**CHALLENGE:**
Send back all the data below, exactly as given.

**RECORDS FOR THE TASK:**

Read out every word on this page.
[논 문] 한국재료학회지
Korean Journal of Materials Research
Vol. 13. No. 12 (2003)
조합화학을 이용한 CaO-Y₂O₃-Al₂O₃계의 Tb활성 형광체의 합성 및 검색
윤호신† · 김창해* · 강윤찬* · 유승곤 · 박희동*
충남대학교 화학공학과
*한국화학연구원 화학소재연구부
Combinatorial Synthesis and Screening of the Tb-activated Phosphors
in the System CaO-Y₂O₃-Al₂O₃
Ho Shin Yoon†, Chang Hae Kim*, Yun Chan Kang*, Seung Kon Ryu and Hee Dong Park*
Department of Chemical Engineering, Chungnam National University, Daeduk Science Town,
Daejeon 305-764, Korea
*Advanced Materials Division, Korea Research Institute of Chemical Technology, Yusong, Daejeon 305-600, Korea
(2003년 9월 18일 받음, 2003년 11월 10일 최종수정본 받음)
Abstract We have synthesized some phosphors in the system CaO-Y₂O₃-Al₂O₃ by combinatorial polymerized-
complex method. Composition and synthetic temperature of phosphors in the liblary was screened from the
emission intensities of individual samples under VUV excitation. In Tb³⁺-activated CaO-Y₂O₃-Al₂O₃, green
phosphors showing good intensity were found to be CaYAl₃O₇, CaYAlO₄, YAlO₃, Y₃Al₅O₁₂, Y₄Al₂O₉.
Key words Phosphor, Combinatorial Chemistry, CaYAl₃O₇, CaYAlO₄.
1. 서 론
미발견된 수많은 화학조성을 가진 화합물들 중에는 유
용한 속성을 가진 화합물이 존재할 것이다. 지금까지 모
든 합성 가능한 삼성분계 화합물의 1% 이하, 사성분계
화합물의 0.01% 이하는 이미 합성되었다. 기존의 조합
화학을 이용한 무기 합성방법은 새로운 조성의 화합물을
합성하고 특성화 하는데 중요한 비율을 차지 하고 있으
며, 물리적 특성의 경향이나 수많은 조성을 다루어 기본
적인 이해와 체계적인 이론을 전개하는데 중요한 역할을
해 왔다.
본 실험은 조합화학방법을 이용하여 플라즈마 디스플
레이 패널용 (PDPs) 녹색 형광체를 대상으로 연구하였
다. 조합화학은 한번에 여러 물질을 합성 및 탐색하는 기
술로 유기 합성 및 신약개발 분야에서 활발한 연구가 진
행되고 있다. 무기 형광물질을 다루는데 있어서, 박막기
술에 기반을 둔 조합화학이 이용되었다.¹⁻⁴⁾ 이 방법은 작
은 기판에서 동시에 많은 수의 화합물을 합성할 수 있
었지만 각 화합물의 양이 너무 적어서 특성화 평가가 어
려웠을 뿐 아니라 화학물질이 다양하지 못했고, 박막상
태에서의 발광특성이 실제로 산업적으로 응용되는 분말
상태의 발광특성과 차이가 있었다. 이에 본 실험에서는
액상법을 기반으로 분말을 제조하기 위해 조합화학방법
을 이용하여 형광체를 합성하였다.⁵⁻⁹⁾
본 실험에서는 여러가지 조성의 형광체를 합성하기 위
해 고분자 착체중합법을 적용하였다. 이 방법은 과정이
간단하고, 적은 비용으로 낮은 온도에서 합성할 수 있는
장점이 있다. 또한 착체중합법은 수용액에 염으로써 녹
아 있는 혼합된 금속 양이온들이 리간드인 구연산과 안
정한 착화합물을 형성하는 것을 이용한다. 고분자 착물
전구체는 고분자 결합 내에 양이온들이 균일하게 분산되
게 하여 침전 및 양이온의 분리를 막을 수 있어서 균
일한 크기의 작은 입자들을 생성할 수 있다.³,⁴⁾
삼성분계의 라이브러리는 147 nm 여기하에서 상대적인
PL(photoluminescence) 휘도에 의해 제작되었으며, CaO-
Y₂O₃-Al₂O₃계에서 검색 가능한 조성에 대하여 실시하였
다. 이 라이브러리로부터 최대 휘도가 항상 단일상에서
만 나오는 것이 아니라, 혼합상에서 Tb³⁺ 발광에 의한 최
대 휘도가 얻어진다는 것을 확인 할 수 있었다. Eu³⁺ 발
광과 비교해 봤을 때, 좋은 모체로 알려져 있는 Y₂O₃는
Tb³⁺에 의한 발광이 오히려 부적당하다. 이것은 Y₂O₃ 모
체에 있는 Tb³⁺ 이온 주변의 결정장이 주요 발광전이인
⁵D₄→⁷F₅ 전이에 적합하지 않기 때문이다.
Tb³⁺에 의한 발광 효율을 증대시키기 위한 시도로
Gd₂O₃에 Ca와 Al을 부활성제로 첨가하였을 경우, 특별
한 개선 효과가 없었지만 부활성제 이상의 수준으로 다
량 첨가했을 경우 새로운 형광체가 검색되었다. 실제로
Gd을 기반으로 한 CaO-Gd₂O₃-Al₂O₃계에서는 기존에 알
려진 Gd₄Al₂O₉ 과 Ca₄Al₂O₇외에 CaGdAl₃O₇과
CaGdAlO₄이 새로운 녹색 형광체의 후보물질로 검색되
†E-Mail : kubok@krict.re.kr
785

**ANSWER TO THIS EXERCISE:**
Read out every word on this page.
[논 문] 한국재료학회지
Korean Journal of Materials Research
Vol. 13. No. 12 (2003)
조합화학을 이용한 CaO-Y₂O₃-Al₂O₃계의 Tb활성 형광체의 합성 및 검색
윤호신† · 김창해* · 강윤찬* · 유승곤 · 박희동*
충남대학교 화학공학과
*한국화학연구원 화학소재연구부
Combinatorial Synthesis and Screening of the Tb-activated Phosphors
in the System CaO-Y₂O₃-Al₂O₃
Ho Shin Yoon†, Chang Hae Kim*, Yun Chan Kang*, Seung Kon Ryu and Hee Dong Park*
Department of Chemical Engineering, Chungnam National University, Daeduk Science Town,
Daejeon 305-764, Korea
*Advanced Materials Division, Korea Research Institute of Chemical Technology, Yusong, Daejeon 305-600, Korea
(2003년 9월 18일 받음, 2003년 11월 10일 최종수정본 받음)
Abstract We have synthesized some phosphors in the system CaO-Y₂O₃-Al₂O₃ by combinatorial polymerized-
complex method. Composition and synthetic temperature of phosphors in the liblary was screened from the
emission intensities of individual samples under VUV excitation. In Tb³⁺-activated CaO-Y₂O₃-Al₂O₃, green
phosphors showing good intensity were found to be CaYAl₃O₇, CaYAlO₄, YAlO₃, Y₃Al₅O₁₂, Y₄Al₂O₉.
Key words Phosphor, Combinatorial Chemistry, CaYAl₃O₇, CaYAlO₄.
1. 서 론
미발견된 수많은 화학조성을 가진 화합물들 중에는 유
용한 속성을 가진 화합물이 존재할 것이다. 지금까지 모
든 합성 가능한 삼성분계 화합물의 1% 이하, 사성분계
화합물의 0.01% 이하는 이미 합성되었다. 기존의 조합
화학을 이용한 무기 합성방법은 새로운 조성의 화합물을
합성하고 특성화 하는데 중요한 비율을 차지 하고 있으
며, 물리적 특성의 경향이나 수많은 조성을 다루어 기본
적인 이해와 체계적인 이론을 전개하는데 중요한 역할을
해 왔다.
본 실험은 조합화학방법을 이용하여 플라즈마 디스플
레이 패널용 (PDPs) 녹색 형광체를 대상으로 연구하였
다. 조합화학은 한번에 여러 물질을 합성 및 탐색하는 기
술로 유기 합성 및 신약개발 분야에서 활발한 연구가 진
행되고 있다. 무기 형광물질을 다루는데 있어서, 박막기
술에 기반을 둔 조합화학이 이용되었다.¹⁻⁴⁾ 이 방법은 작
은 기판에서 동시에 많은 수의 화합물을 합성할 수 있
었지만 각 화합물의 양이 너무 적어서 특성화 평가가 어
려웠을 뿐 아니라 화학물질이 다양하지 못했고, 박막상
태에서의 발광특성이 실제로 산업적으로 응용되는 분말
상태의 발광특성과 차이가 있었다. 이에 본 실험에서는
액상법을 기반으로 분말을 제조하기 위해 조합화학방법
을 이용하여 형광체를 합성하였다.⁵⁻⁹⁾
본 실험에서는 여러가지 조성의 형광체를 합성하기 위
해 고분자 착체중합법을 적용하였다. 이 방법은 과정이
간단하고, 적은 비용으로 낮은 온도에서 합성할 수 있는
장점이 있다. 또한 착체중합법은 수용액에 염으로써 녹
아 있는 혼합된 금속 양이온들이 리간드인 구연산과 안
정한 착화합물을 형성하는 것을 이용한다. 고분자 착물
전구체는 고분자 결합 내에 양이온들이 균일하게 분산되
게 하여 침전 및 양이온의 분리를 막을 수 있어서 균
일한 크기의 작은 입자들을 생성할 수 있다.³,⁴⁾
삼성분계의 라이브러리는 147 nm 여기하에서 상대적인
PL(photoluminescence) 휘도에 의해 제작되었으며, CaO-
Y₂O₃-Al₂O₃계에서 검색 가능한 조성에 대하여 실시하였
다. 이 라이브러리로부터 최대 휘도가 항상 단일상에서
만 나오는 것이 아니라, 혼합상에서 Tb³⁺ 발광에 의한 최
대 휘도가 얻어진다는 것을 확인 할 수 있었다. Eu³⁺ 발
광과 비교해 봤을 때, 좋은 모체로 알려져 있는 Y₂O₃는
Tb³⁺에 의한 발광이 오히려 부적당하다. 이것은 Y₂O₃ 모
체에 있는 Tb³⁺ 이온 주변의 결정장이 주요 발광전이인
⁵D₄→⁷F₅ 전이에 적합하지 않기 때문이다.
Tb³⁺에 의한 발광 효율을 증대시키기 위한 시도로
Gd₂O₃에 Ca와 Al을 부활성제로 첨가하였을 경우, 특별
한 개선 효과가 없었지만 부활성제 이상의 수준으로 다
량 첨가했을 경우 새로운 형광체가 검색되었다. 실제로
Gd을 기반으로 한 CaO-Gd₂O₃-Al₂O₃계에서는 기존에 알
려진 Gd₄Al₂O₉ 과 Ca₄Al₂O₇외에 CaGdAl₃O₇과
CaGdAlO₄이 새로운 녹색 형광체의 후보물질로 검색되
†E-Mail : kubok@krict.re.kr
785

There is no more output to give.